═══ INFORMATION SUPPLIED

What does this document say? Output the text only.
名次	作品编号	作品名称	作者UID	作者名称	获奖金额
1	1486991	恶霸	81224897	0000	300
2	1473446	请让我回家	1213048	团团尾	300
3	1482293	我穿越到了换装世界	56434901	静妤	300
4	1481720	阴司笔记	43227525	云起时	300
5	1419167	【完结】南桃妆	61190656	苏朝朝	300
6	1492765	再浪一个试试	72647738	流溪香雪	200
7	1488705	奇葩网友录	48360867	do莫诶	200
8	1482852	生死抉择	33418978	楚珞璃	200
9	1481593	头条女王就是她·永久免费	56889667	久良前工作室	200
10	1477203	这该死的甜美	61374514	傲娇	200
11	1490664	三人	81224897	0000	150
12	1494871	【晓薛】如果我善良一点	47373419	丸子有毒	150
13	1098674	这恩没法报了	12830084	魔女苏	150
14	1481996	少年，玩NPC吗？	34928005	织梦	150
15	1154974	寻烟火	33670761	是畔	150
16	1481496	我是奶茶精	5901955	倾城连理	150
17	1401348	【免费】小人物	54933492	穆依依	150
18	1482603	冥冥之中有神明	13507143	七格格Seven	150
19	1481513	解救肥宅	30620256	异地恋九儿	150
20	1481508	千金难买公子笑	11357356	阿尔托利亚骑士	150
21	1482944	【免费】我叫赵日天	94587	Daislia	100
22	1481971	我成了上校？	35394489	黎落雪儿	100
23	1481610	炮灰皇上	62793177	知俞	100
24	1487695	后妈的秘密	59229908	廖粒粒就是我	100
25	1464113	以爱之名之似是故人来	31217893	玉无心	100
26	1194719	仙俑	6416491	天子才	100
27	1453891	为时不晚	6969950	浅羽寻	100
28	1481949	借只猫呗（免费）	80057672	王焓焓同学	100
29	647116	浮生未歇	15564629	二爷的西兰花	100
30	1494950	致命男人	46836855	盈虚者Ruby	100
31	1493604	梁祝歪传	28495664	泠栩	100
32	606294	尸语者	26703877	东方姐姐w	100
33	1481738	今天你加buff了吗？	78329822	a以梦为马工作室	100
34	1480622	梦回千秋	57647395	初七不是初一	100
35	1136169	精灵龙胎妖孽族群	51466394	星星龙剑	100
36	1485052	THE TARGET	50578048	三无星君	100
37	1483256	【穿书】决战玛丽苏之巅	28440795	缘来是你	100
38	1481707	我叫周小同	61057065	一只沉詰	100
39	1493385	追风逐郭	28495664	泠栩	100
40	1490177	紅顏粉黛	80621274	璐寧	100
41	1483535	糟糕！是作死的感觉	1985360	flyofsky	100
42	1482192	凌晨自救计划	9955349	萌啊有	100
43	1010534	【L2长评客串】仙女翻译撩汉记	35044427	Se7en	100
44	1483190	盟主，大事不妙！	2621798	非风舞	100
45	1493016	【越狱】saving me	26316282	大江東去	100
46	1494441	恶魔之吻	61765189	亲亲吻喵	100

══════

TASK REQUIREMENTS:
Repeat the entries exactly, all of them.

FULL RESPONSE:
What does this document say? Output the text only.
名次	作品编号	作品名称	作者UID	作者名称	获奖金额
1	1486991	恶霸	81224897	0000	300
2	1473446	请让我回家	1213048	团团尾	300
3	1482293	我穿越到了换装世界	56434901	静妤	300
4	1481720	阴司笔记	43227525	云起时	300
5	1419167	【完结】南桃妆	61190656	苏朝朝	300
6	1492765	再浪一个试试	72647738	流溪香雪	200
7	1488705	奇葩网友录	48360867	do莫诶	200
8	1482852	生死抉择	33418978	楚珞璃	200
9	1481593	头条女王就是她·永久免费	56889667	久良前工作室	200
10	1477203	这该死的甜美	61374514	傲娇	200
11	1490664	三人	81224897	0000	150
12	1494871	【晓薛】如果我善良一点	47373419	丸子有毒	150
13	1098674	这恩没法报了	12830084	魔女苏	150
14	1481996	少年，玩NPC吗？	34928005	织梦	150
15	1154974	寻烟火	33670761	是畔	150
16	1481496	我是奶茶精	5901955	倾城连理	150
17	1401348	【免费】小人物	54933492	穆依依	150
18	1482603	冥冥之中有神明	13507143	七格格Seven	150
19	1481513	解救肥宅	30620256	异地恋九儿	150
20	1481508	千金难买公子笑	11357356	阿尔托利亚骑士	150
21	1482944	【免费】我叫赵日天	94587	Daislia	100
22	1481971	我成了上校？	35394489	黎落雪儿	100
23	1481610	炮灰皇上	62793177	知俞	100
24	1487695	后妈的秘密	59229908	廖粒粒就是我	100
25	1464113	以爱之名之似是故人来	31217893	玉无心	100
26	1194719	仙俑	6416491	天子才	100
27	1453891	为时不晚	6969950	浅羽寻	100
28	1481949	借只猫呗（免费）	80057672	王焓焓同学	100
29	647116	浮生未歇	15564629	二爷的西兰花	100
30	1494950	致命男人	46836855	盈虚者Ruby	100
31	1493604	梁祝歪传	28495664	泠栩	100
32	606294	尸语者	26703877	东方姐姐w	100
33	1481738	今天你加buff了吗？	78329822	a以梦为马工作室	100
34	1480622	梦回千秋	57647395	初七不是初一	100
35	1136169	精灵龙胎妖孽族群	51466394	星星龙剑	100
36	1485052	THE TARGET	50578048	三无星君	100
37	1483256	【穿书】决战玛丽苏之巅	28440795	缘来是你	100
38	1481707	我叫周小同	61057065	一只沉詰	100
39	1493385	追风逐郭	28495664	泠栩	100
40	1490177	紅顏粉黛	80621274	璐寧	100
41	1483535	糟糕！是作死的感觉	1985360	flyofsky	100
42	1482192	凌晨自救计划	9955349	萌啊有	100
43	1010534	【L2长评客串】仙女翻译撩汉记	35044427	Se7en	100
44	1483190	盟主，大事不妙！	2621798	非风舞	100
45	1493016	【越狱】saving me	26316282	大江東去	100
46	1494441	恶魔之吻	61765189	亲亲吻喵	100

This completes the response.